» **WHAT TO PRODUCE**:
Reproduce all the entries exactly.
◆ ◆ ◆
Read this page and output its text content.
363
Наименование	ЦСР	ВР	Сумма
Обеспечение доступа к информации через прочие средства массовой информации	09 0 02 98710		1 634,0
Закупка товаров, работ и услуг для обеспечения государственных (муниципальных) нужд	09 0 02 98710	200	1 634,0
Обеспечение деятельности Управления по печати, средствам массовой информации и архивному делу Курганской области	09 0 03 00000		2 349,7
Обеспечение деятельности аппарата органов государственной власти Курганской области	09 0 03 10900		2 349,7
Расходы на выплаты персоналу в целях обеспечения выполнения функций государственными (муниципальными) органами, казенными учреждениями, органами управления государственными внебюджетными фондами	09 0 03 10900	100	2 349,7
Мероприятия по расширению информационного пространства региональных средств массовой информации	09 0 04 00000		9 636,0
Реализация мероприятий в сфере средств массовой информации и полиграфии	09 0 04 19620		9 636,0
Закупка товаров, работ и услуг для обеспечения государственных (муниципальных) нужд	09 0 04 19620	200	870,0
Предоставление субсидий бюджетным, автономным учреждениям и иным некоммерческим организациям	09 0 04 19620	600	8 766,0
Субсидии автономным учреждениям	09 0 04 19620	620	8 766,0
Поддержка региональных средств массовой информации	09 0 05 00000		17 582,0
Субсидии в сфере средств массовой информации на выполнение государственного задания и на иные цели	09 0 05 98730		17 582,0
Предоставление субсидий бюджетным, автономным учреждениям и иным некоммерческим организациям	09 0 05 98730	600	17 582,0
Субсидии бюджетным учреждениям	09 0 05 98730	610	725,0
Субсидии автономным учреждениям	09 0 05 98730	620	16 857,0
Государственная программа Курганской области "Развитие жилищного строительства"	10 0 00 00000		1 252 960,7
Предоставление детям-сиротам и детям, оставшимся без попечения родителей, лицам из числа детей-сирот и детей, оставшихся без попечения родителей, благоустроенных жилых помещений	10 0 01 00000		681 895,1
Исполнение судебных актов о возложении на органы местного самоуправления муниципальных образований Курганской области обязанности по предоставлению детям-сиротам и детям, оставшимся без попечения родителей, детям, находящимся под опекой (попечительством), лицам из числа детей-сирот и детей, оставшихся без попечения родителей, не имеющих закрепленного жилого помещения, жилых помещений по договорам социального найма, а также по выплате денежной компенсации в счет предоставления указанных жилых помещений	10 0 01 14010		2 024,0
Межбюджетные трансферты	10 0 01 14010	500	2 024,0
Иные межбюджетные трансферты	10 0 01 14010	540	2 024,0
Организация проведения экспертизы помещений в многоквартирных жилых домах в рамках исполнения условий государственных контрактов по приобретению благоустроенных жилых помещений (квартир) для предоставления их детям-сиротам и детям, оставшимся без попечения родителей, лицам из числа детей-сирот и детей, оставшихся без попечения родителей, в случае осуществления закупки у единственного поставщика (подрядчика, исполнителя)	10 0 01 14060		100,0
◆ ◆ ◆
» **WRITTEN RESPONSE**:
Read this page and output its text content.
363
Наименование	ЦСР	ВР	Сумма
Обеспечение доступа к информации через прочие средства массовой информации	09 0 02 98710		1 634,0
Закупка товаров, работ и услуг для обеспечения государственных (муниципальных) нужд	09 0 02 98710	200	1 634,0
Обеспечение деятельности Управления по печати, средствам массовой информации и архивному делу Курганской области	09 0 03 00000		2 349,7
Обеспечение деятельности аппарата органов государственной власти Курганской области	09 0 03 10900		2 349,7
Расходы на выплаты персоналу в целях обеспечения выполнения функций государственными (муниципальными) органами, казенными учреждениями, органами управления государственными внебюджетными фондами	09 0 03 10900	100	2 349,7
Мероприятия по расширению информационного пространства региональных средств массовой информации	09 0 04 00000		9 636,0
Реализация мероприятий в сфере средств массовой информации и полиграфии	09 0 04 19620		9 636,0
Закупка товаров, работ и услуг для обеспечения государственных (муниципальных) нужд	09 0 04 19620	200	870,0
Предоставление субсидий бюджетным, автономным учреждениям и иным некоммерческим организациям	09 0 04 19620	600	8 766,0
Субсидии автономным учреждениям	09 0 04 19620	620	8 766,0
Поддержка региональных средств массовой информации	09 0 05 00000		17 582,0
Субсидии в сфере средств массовой информации на выполнение государственного задания и на иные цели	09 0 05 98730		17 582,0
Предоставление субсидий бюджетным, автономным учреждениям и иным некоммерческим организациям	09 0 05 98730	600	17 582,0
Субсидии бюджетным учреждениям	09 0 05 98730	610	725,0
Субсидии автономным учреждениям	09 0 05 98730	620	16 857,0
Государственная программа Курганской области "Развитие жилищного строительства"	10 0 00 00000		1 252 960,7
Предоставление детям-сиротам и детям, оставшимся без попечения родителей, лицам из числа детей-сирот и детей, оставшихся без попечения родителей, благоустроенных жилых помещений	10 0 01 00000		681 895,1
Исполнение судебных актов о возложении на органы местного самоуправления муниципальных образований Курганской области обязанности по предоставлению детям-сиротам и детям, оставшимся без попечения родителей, детям, находящимся под опекой (попечительством), лицам из числа детей-сирот и детей, оставшихся без попечения родителей, не имеющих закрепленного жилого помещения, жилых помещений по договорам социального найма, а также по выплате денежной компенсации в счет предоставления указанных жилых помещений	10 0 01 14010		2 024,0
Межбюджетные трансферты	10 0 01 14010	500	2 024,0
Иные межбюджетные трансферты	10 0 01 14010	540	2 024,0
Организация проведения экспертизы помещений в многоквартирных жилых домах в рамках исполнения условий государственных контрактов по приобретению благоустроенных жилых помещений (квартир) для предоставления их детям-сиротам и детям, оставшимся без попечения родителей, лицам из числа детей-сирот и детей, оставшихся без попечения родителей, в случае осуществления закупки у единственного поставщика (подрядчика, исполнителя)	10 0 01 14060		100,0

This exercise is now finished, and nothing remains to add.